### Text section ###

Disappointing, but Not Terrible
Advisors Capital Management
By Charles Lieberman
July 9, 2012
Job growth has slowed to a disappointing pace over the past three
months, insufficient to bring down unemployment, but not so weak that
recession is much of a threat. This mediocre performance also leaves
the Fed in a quandary, neither making an obvious case to leave policy
unchanged or a clear case to implement yet another form of policy
accommodation.
The economy added 80,000 net workers, the third consecutive month in
which hiring remained so sluggish, following a first quarter in which
hiring averaged 226,000 monthly. But other details in the report were
more encouraging. The workweek rose by 0.1 hours, a seemingly small
number, but equivalent to roughly 385,000 full time jobs. Hiring of
temporary workers also advanced by 25,000, an important precursor to
permanent hiring. A solid 0.3% increase was also reported for wage
rates, which is important to finance household spending. With the
housing sector beginning to gain some momentum, providing a new source
of demand to support growth, a relapse into recession appears highly
unlikely. So, the employment report was far from a disaster, but that’s
hardly a ringing endorsement.

### Information supplied ###

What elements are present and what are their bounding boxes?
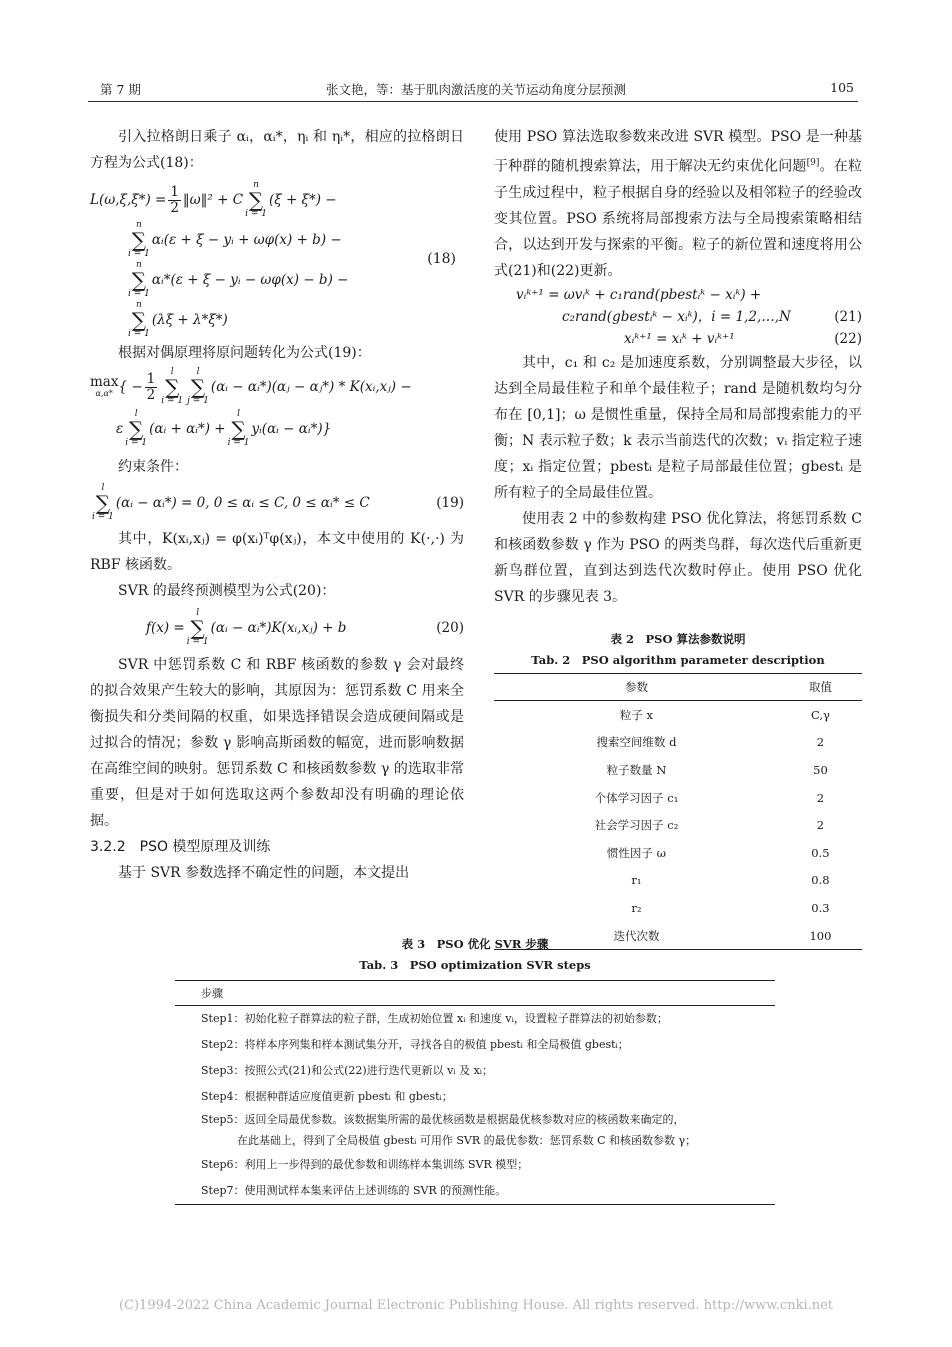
table-row: 粒子数量 N 50 — [606, 762, 828, 777]
table3-caption-cn: 表 3 PSO 优化 SVR 步骤 — [401, 937, 549, 951]
citation: [9] — [806, 158, 820, 168]
table-row: r₁ 0.8 — [631, 873, 830, 888]
equation-number: (18) — [427, 251, 456, 267]
max-operator: max α,α* — [90, 374, 119, 398]
paragraph: 使用表 2 中的参数构建 PSO 优化算法，将惩罚系数 C 和核函数参数 γ 作为 PSO 的两类鸟群，每次迭代后重新更新鸟群位置，直到达到迭代次数时停止。使用 PSO 优化 SVR 的步骤见表 3。 — [494, 510, 862, 605]
table-row: 惯性因子 ω 0.5 — [606, 845, 830, 860]
header-rule — [88, 101, 858, 102]
paragraph: 其中，c₁ 和 c₂ 是加速度系数，分别调整最大步径，以达到全局最佳粒子和单个最佳粒子；rand 是随机数均匀分布在 [0,1]；ω 是惯性重量，保持全局和局部搜索能力的平衡；N 表示粒子数；k 表示当前迭代的次数；vᵢ 指定粒子速度；xᵢ 指定位置；pbestᵢ 是粒子局部最佳位置；gbestᵢ 是所有粒子的全局最佳位置。 — [494, 354, 862, 501]
table2 — [494, 673, 862, 950]
sum-symbol: l ∑ i = 1 — [161, 367, 184, 406]
paragraph: 引入拉格朗日乘子 αᵢ，αᵢ*，ηᵢ 和 ηᵢ*，相应的拉格朗日方程为公式(18)： — [90, 129, 464, 171]
table-row: 迭代次数 100 — [494, 922, 862, 950]
table-row: Step3：按照公式(21)和公式(22)进行迭代更新以 vᵢ 及 xᵢ； — [201, 1064, 493, 1077]
table3 — [175, 980, 775, 1205]
sum-symbol: n ∑ i = 1 — [128, 260, 150, 299]
table-header: 取值 — [779, 674, 862, 701]
running-header-title: 张文艳，等：基于肌肉激活度的关节运动角度分层预测 — [325, 82, 626, 97]
equation-number: (19) — [436, 495, 464, 511]
table3-caption-en: Tab. 3 PSO optimization SVR steps — [359, 958, 591, 972]
table2-caption-en: Tab. 2 PSO algorithm parameter description — [531, 653, 825, 667]
table-header: 步骤 — [175, 981, 775, 1006]
fraction: $\frac{1}{2}$ — [170, 183, 179, 216]
equation-20: f(x) = l ∑ i = 1 (αᵢ − αᵢ*)K(xᵢ,xⱼ) + b (20) — [146, 608, 464, 647]
running-header-issue: 第 7 期 — [100, 82, 141, 97]
fraction: $\frac{1}{2}$ — [146, 370, 156, 403]
table-row: Step4：根据种群适应度值更新 pbestᵢ 和 gbestᵢ； — [201, 1090, 453, 1103]
right-column — [494, 124, 862, 610]
sum-symbol: l ∑ j = 1 — [187, 367, 209, 406]
equation-number: (21) — [834, 308, 862, 325]
table-row: r₂ 0.3 — [631, 900, 830, 915]
table-header: 参数 — [494, 674, 779, 701]
sum-symbol: n ∑ i = 1 — [128, 220, 150, 259]
table-row: 在此基础上，得到了全局极值 gbestᵢ 可用作 SVR 的最优参数：惩罚系数 C 和核函数参数 γ； — [237, 1134, 697, 1147]
sum-symbol: l ∑ i = 1 — [227, 409, 250, 448]
equation-21: vᵢᵏ⁺¹ = ωvᵢᵏ + c₁rand(pbestᵢᵏ − xᵢᵏ) + c₂rand(gbestᵢᵏ − xᵢᵏ)，i = 1,2,…,N (21) — [494, 284, 862, 328]
table-row: 粒子 x C,γ — [619, 707, 830, 722]
paragraph: 使用 PSO 算法选取参数来改进 SVR 模型。PSO 是一种基于种群的随机搜索算法，用于解决无约束优化问题[9]。在粒子生成过程中，粒子根据自身的经验以及相邻粒子的经验改变其位置。PSO 系统将局部搜索方法与全局搜索策略相结合，以达到开发与探索的平衡。粒子的新位置和速度将用公式(21)和(22)更新。 — [494, 129, 863, 279]
sum-symbol: l ∑ i = 1 — [186, 608, 209, 647]
table-row: 个体学习因子 c₁ 2 — [594, 790, 825, 805]
sum-symbol: l ∑ i = 1 — [92, 483, 114, 522]
table-row: Step5：返回全局最优参数。该数据集所需的最优核函数是根据最优核参数对应的核函数来确定的， — [201, 1113, 685, 1126]
table-row: 搜索空间维数 d 2 — [596, 735, 825, 750]
paragraph: 根据对偶原理将原问题转化为公式(19)： — [118, 345, 371, 361]
paragraph: 基于 SVR 参数选择不确定性的问题，本文提出 — [118, 865, 410, 881]
equation-number: (20) — [436, 620, 464, 636]
table-row: Step7：使用测试样本集来评估上述训练的 SVR 的预测性能。 — [175, 1178, 775, 1205]
sum-symbol: n ∑ i = 1 — [245, 180, 267, 219]
table-row: Step1：初始化粒子群算法的粒子群，生成初始位置 xᵢ 和速度 vᵢ，设置粒子群算法的初始参数； — [201, 1012, 668, 1025]
paragraph: SVR 的最终预测模型为公式(20)： — [118, 583, 336, 599]
table-row: Step2：将样本序列集和样本测试集分开，寻找各自的极值 pbestᵢ 和全局极值 gbestᵢ； — [201, 1038, 629, 1051]
table2-caption-cn: 表 2 PSO 算法参数说明 — [610, 632, 746, 646]
equation-number: (22) — [834, 330, 862, 347]
paragraph: SVR 中惩罚系数 C 和 RBF 核函数的参数 γ 会对最终的拟合效果产生较大的影响，其原因为：惩罚系数 C 用来全衡损失和分类间隔的权重，如果选择错误会造成硬间隔或是过拟合的情况；参数 γ 影响高斯函数的幅宽，进而影响数据在高维空间的映射。惩罚系数 C 和核函数参数 γ 的选取非常重要，但是对于如何选取这两个参数却没有明确的理论依据。 — [90, 657, 464, 829]
sum-symbol: l ∑ i = 1 — [125, 409, 148, 448]
equation-22: xᵢᵏ⁺¹ = xᵢᵏ + vᵢᵏ⁺¹ (22) — [494, 328, 862, 350]
dual-problem: max α,α* { − $\frac{1}{2}$ l ∑ i = 1 l ∑ j = 1 (αᵢ − αᵢ*)(αⱼ − αⱼ*) * K(xᵢ,xⱼ) − ε l ∑ i = 1 (αᵢ + αᵢ*) + l ∑ i = 1 yᵢ(αᵢ − αᵢ*)} — [90, 367, 412, 448]
section-heading: 3.2.2 PSO 模型原理及训练 — [90, 839, 271, 855]
table-row: Step6：利用上一步得到的最优参数和训练样本集训练 SVR 模型； — [201, 1158, 529, 1171]
equation-18: L(ω,ξ,ξ*) = $\frac{1}{2}$ ‖ω‖² + C n ∑ i = 1 (ξ + ξ*) − n ∑ i = 1 αᵢ(ε + ξ − yᵢ + ωφ(x) + b) − n ∑ i = 1 αᵢ*(ε + ξ − yᵢ − ωφ(x) − b) − n ∑ i = 1 (λξ + λ*ξ*) (18) — [90, 180, 456, 339]
page-number: 105 — [830, 80, 854, 95]
left-column — [90, 124, 464, 886]
equation-19: l ∑ i = 1 (αᵢ − αᵢ*) = 0, 0 ≤ αᵢ ≤ C, 0 ≤ αᵢ* ≤ C (19) — [92, 483, 464, 522]
table-row: 社会学习因子 c₂ 2 — [594, 818, 825, 833]
paragraph: 其中，K(xᵢ,xⱼ) = φ(xᵢ)ᵀφ(xⱼ)，本文中使用的 K(·,·) 为 RBF 核函数。 — [90, 531, 464, 573]
copyright-footer: (C)1994-2022 China Academic Journal Electronic Publishing House. All rights reserved. http://www.cnki.net — [118, 1298, 834, 1313]
sum-symbol: n ∑ i = 1 — [128, 300, 150, 339]
paragraph: 约束条件： — [118, 459, 188, 475]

###

§ **What to work on**:
[1] Repeat the commentary from "The economy added" to "a ringing endorsement.".
[2] Answer these from the commentary:
(a) How many net workers did the economy add?
(b) By how much did hiring of temporary workers advance?
(c) What increase was reported for wage rates?
The rows aren't needed for this.

§ **Per-task outputs**:
[1]
The economy added 80,000 net workers, the third consecutive month in
which hiring remained so sluggish, following a first quarter in which
hiring averaged 226,000 monthly. But other details in the report were
more encouraging. The workweek rose by 0.1 hours, a seemingly small
number, but equivalent to roughly 385,000 full time jobs. Hiring of
temporary workers also advanced by 25,000, an important precursor to
permanent hiring. A solid 0.3% increase was also reported for wage
rates, which is important to finance household spending. With the
housing sector beginning to gain some momentum, providing a new source
of demand to support growth, a relapse into recession appears highly
unlikely. So, the employment report was far from a disaster, but that’s
hardly a ringing endorsement.

[2]
(a) 80,000
(b) 25,000
(c) 0.3%